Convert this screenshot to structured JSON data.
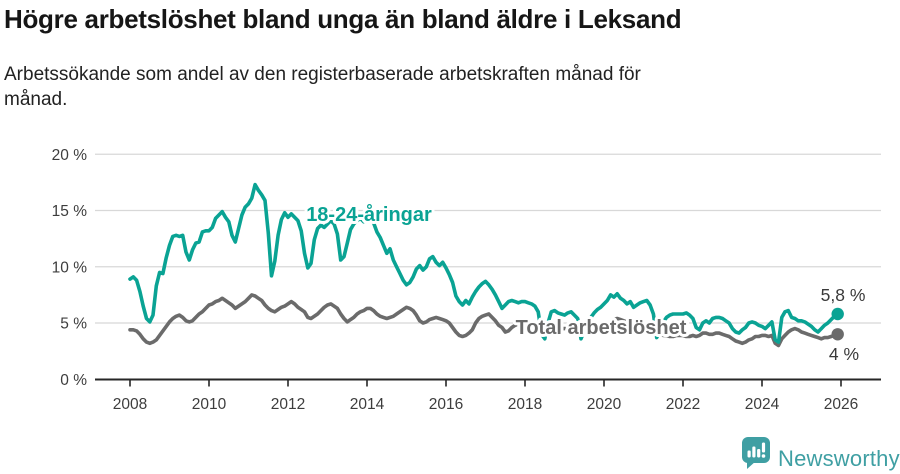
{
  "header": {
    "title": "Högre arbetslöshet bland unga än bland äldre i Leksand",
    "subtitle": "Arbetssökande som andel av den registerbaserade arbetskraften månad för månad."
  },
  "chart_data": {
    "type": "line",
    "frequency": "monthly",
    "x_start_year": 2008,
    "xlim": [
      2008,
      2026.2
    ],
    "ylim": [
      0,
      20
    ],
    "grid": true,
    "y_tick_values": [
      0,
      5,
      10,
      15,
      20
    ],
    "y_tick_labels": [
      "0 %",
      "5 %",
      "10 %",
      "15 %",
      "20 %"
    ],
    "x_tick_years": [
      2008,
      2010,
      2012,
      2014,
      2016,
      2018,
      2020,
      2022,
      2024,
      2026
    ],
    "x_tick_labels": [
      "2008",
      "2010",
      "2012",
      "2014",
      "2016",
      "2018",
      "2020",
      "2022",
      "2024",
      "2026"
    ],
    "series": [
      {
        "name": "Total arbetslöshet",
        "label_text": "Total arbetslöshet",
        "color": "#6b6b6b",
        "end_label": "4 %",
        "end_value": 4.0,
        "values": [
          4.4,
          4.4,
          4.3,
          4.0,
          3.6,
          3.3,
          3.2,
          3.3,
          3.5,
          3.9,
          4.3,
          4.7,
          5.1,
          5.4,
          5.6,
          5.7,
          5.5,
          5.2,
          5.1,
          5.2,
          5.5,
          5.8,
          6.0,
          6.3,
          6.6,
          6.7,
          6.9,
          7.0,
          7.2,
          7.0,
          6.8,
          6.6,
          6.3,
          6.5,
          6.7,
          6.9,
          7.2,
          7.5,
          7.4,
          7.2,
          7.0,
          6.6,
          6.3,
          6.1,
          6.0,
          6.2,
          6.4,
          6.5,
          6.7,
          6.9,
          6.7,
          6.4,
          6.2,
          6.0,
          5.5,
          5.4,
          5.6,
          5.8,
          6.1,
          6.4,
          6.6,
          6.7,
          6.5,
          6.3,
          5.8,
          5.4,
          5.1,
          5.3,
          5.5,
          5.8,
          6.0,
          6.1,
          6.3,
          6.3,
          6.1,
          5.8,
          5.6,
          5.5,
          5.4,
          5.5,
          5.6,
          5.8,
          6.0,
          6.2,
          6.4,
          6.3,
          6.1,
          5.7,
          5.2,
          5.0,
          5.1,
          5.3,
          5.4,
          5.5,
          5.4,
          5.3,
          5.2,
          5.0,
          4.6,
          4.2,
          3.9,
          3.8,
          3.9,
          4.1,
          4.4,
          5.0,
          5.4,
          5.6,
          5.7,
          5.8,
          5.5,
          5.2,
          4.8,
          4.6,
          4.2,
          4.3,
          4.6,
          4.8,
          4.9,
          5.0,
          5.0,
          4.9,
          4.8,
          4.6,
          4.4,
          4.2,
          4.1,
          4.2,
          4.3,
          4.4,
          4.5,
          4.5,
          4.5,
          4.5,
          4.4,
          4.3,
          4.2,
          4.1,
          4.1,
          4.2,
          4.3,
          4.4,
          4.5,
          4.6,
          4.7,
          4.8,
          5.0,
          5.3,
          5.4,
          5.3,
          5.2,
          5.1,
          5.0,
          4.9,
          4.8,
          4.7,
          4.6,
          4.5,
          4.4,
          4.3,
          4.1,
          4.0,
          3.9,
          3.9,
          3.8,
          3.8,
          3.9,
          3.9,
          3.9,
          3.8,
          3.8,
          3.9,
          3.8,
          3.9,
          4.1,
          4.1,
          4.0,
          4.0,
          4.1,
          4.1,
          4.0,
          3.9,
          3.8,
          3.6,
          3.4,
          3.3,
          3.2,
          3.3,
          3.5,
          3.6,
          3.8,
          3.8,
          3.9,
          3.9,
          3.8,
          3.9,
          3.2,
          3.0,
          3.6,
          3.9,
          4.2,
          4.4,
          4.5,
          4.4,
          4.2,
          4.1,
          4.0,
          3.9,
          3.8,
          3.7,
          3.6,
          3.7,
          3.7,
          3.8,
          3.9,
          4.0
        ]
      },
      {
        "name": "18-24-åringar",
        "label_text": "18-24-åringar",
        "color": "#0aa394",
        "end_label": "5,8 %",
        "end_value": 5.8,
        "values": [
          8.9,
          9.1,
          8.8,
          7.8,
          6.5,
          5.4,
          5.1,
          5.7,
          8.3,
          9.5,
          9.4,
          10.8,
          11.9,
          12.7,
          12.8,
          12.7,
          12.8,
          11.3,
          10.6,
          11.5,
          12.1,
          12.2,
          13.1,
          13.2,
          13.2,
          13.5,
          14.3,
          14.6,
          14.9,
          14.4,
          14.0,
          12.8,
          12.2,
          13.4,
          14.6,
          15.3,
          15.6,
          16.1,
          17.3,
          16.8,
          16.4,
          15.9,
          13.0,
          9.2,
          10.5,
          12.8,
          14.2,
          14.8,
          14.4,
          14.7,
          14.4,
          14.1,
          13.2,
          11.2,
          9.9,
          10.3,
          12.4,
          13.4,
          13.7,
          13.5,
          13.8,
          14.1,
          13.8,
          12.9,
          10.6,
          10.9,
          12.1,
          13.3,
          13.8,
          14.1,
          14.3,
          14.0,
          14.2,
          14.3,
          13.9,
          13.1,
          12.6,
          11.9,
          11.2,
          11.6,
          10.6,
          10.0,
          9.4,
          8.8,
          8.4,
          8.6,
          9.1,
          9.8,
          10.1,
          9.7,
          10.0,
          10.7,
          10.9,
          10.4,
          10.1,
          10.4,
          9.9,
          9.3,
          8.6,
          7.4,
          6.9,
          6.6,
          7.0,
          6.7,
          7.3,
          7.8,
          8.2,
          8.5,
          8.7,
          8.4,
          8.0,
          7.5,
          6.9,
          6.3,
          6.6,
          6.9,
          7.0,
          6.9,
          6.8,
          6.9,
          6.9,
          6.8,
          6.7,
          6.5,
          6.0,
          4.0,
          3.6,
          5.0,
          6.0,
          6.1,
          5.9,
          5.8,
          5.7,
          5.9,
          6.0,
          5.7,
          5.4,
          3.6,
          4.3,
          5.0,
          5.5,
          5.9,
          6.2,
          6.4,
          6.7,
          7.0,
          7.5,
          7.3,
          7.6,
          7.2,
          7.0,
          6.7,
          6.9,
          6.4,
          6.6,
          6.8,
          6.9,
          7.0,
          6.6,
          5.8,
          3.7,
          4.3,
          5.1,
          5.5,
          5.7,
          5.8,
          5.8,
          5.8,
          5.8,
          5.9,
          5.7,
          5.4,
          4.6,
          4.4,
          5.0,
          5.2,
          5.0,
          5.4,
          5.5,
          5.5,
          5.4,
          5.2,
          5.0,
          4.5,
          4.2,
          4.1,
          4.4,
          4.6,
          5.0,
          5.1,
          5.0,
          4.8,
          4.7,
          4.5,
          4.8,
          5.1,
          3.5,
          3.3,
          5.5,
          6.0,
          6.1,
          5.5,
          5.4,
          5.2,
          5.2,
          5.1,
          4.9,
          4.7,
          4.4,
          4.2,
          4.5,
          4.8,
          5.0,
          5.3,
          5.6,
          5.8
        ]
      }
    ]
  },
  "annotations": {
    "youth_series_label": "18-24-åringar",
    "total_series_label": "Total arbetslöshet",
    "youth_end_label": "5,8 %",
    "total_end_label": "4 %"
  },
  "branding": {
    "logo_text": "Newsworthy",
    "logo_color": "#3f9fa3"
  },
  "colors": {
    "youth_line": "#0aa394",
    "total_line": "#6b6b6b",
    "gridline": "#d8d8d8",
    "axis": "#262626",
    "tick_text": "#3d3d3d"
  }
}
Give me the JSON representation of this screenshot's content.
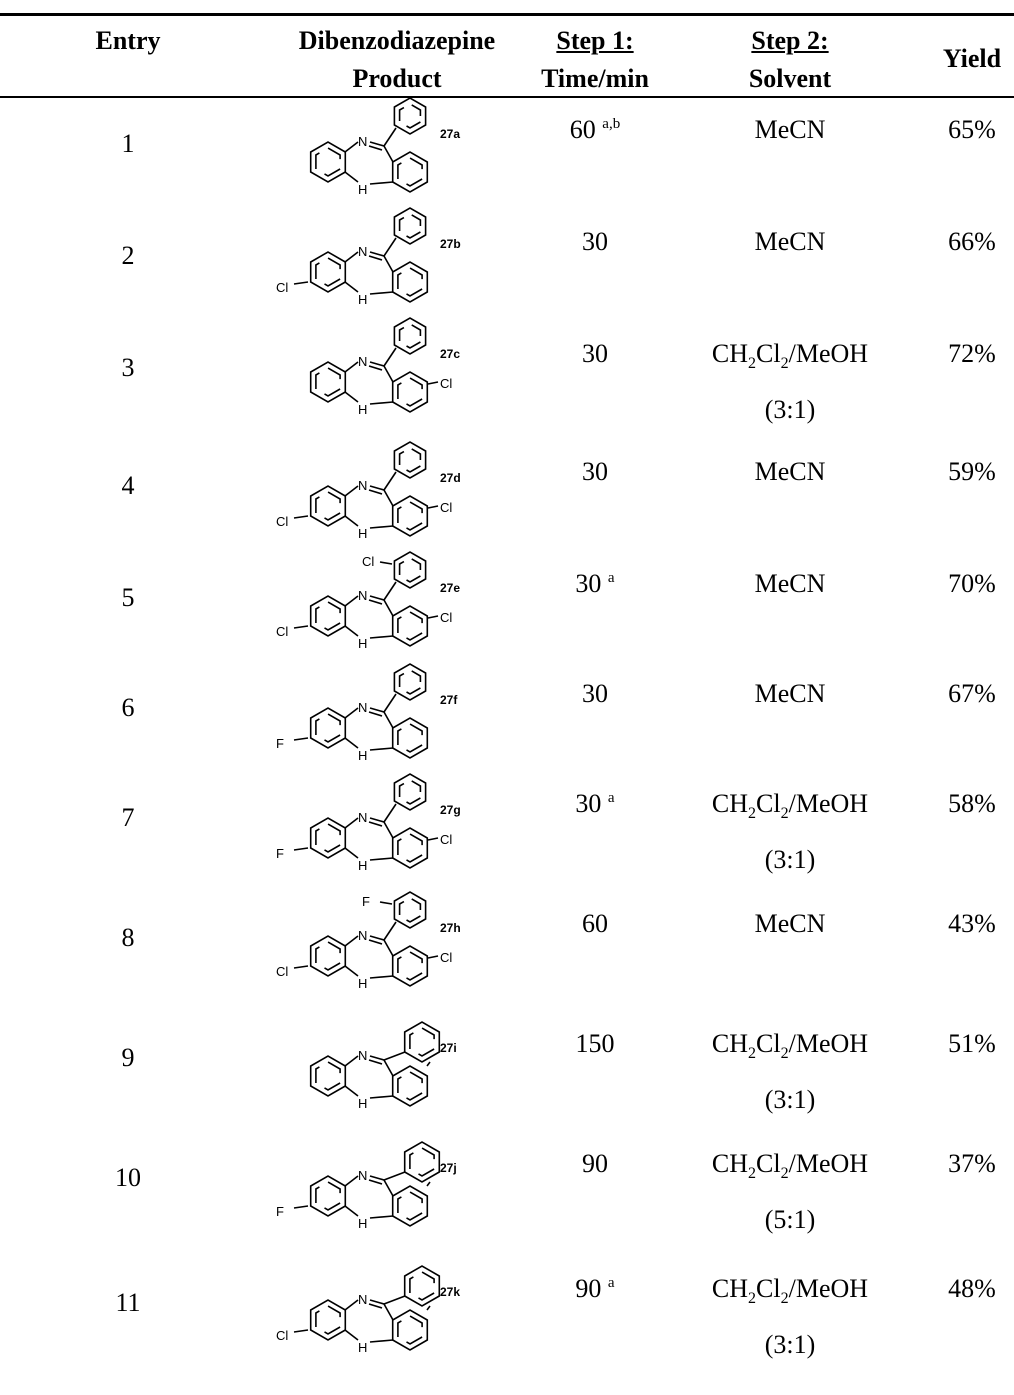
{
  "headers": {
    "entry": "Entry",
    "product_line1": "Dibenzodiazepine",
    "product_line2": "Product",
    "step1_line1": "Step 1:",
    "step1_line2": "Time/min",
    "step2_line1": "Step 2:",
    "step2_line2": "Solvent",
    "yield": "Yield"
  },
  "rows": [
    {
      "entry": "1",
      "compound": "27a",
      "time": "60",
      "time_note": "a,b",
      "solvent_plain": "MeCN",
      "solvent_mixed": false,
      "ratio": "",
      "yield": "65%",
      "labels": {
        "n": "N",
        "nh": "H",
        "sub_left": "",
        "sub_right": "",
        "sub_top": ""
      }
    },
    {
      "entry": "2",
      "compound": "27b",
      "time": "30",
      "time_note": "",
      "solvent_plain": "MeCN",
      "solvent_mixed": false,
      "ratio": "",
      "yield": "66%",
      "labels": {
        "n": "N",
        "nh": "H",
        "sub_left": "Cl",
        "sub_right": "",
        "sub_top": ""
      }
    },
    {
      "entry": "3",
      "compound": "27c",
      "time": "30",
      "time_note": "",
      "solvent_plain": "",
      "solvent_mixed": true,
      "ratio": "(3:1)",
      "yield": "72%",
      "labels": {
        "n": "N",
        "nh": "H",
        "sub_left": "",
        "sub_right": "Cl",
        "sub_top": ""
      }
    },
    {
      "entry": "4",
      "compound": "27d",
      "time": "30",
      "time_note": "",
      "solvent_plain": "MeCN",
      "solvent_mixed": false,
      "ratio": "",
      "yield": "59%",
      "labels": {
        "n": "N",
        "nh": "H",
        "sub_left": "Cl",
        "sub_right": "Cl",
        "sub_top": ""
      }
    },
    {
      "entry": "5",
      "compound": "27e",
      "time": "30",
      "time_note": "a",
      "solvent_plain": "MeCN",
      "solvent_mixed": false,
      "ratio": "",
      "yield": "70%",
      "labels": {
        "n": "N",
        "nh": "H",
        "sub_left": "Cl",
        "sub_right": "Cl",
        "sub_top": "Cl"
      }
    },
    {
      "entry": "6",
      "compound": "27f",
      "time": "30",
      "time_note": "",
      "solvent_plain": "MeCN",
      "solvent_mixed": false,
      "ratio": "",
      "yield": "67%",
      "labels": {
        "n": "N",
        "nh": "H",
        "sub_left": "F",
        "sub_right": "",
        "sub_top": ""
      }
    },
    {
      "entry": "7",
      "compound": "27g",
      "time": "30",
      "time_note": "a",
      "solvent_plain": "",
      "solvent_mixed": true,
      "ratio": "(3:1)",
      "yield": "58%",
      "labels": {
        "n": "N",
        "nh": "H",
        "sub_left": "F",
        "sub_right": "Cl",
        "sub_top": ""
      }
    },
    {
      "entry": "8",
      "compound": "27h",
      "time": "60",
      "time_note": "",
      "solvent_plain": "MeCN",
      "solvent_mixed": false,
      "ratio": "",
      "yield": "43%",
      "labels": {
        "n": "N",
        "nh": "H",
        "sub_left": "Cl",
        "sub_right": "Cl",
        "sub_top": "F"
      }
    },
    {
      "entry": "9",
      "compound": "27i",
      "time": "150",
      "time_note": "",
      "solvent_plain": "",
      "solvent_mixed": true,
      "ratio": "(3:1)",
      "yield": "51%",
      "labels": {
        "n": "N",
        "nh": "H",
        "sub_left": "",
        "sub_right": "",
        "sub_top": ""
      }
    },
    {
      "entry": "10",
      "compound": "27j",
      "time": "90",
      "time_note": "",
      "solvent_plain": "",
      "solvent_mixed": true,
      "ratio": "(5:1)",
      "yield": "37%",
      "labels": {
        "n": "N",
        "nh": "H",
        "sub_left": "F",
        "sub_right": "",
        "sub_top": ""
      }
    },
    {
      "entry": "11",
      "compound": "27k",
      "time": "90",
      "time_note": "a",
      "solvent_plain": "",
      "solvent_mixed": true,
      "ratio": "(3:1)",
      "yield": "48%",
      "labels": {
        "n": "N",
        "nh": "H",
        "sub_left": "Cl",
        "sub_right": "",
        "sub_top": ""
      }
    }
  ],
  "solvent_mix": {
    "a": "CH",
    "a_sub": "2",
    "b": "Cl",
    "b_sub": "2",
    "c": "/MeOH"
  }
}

# Set task
Pull every line containing the word "arbetslöshet" out of the material and copy it.

# Exercise solution
    "title": "Högre arbetslöshet bland unga än bland äldre i Leksand",
        "name": "Total arbetslöshet",
        "label_text": "Total arbetslöshet",
    "total_series_label": "Total arbetslöshet",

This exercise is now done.